Goal> In the listing below, pick out lines with "this".
begin Data for processing
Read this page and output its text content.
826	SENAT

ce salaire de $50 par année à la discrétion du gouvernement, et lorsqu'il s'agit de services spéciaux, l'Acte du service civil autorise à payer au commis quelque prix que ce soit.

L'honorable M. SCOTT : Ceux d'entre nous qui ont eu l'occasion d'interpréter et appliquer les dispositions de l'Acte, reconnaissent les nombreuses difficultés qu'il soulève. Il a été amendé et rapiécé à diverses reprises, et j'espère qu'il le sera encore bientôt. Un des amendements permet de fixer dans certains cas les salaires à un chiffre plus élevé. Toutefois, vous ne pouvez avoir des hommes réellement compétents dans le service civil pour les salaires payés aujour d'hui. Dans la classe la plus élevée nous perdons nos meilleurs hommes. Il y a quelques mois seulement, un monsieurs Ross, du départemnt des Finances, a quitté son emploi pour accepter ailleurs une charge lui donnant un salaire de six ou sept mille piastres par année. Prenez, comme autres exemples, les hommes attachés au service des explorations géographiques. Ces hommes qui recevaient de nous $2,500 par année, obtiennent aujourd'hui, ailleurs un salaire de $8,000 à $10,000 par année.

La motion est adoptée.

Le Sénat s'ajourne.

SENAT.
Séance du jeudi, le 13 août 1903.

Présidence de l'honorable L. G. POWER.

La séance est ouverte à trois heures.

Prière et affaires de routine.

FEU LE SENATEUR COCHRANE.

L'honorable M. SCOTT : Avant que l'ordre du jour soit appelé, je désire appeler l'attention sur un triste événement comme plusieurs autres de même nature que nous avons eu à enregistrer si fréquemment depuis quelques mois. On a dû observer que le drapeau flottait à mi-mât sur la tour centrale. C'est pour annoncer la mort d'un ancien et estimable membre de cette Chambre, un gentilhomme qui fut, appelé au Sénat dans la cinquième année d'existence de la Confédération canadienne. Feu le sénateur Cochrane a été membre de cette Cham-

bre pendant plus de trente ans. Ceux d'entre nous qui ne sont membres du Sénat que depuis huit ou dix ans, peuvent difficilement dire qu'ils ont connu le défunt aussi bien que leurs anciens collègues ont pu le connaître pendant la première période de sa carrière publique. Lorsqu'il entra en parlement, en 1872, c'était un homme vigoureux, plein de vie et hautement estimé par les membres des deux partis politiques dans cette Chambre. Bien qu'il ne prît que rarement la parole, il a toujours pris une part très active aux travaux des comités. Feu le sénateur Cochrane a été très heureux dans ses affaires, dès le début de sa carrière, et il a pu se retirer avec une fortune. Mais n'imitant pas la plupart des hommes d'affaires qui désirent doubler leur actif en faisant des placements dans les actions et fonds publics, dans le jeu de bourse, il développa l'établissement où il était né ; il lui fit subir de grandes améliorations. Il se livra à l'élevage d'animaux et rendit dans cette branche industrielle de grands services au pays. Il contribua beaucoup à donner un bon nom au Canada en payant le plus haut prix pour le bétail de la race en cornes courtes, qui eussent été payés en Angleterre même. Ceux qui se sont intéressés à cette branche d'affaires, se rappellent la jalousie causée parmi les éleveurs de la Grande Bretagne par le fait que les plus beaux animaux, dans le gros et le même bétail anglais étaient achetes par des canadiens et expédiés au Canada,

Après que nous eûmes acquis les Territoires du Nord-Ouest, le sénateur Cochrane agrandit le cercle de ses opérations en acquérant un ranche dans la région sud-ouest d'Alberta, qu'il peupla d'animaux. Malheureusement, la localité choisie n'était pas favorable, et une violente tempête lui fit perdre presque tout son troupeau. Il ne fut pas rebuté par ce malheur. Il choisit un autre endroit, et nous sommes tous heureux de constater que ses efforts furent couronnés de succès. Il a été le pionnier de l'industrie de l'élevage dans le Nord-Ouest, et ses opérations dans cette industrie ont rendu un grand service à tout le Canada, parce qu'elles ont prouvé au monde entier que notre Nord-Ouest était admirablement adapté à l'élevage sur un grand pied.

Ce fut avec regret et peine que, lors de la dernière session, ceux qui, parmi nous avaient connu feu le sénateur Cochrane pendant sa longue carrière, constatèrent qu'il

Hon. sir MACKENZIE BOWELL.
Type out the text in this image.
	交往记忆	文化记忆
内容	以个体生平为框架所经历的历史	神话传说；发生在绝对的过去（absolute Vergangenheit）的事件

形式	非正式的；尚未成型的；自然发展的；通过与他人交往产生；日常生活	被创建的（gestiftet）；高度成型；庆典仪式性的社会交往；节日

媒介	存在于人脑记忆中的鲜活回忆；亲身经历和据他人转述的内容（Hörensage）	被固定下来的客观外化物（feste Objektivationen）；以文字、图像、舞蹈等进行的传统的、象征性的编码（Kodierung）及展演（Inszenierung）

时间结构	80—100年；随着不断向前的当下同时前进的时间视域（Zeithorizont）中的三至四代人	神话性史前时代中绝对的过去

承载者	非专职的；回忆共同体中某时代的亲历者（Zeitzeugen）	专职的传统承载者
end Data for processing
Output>
Read this page and output its text content.
Type out the text in this image.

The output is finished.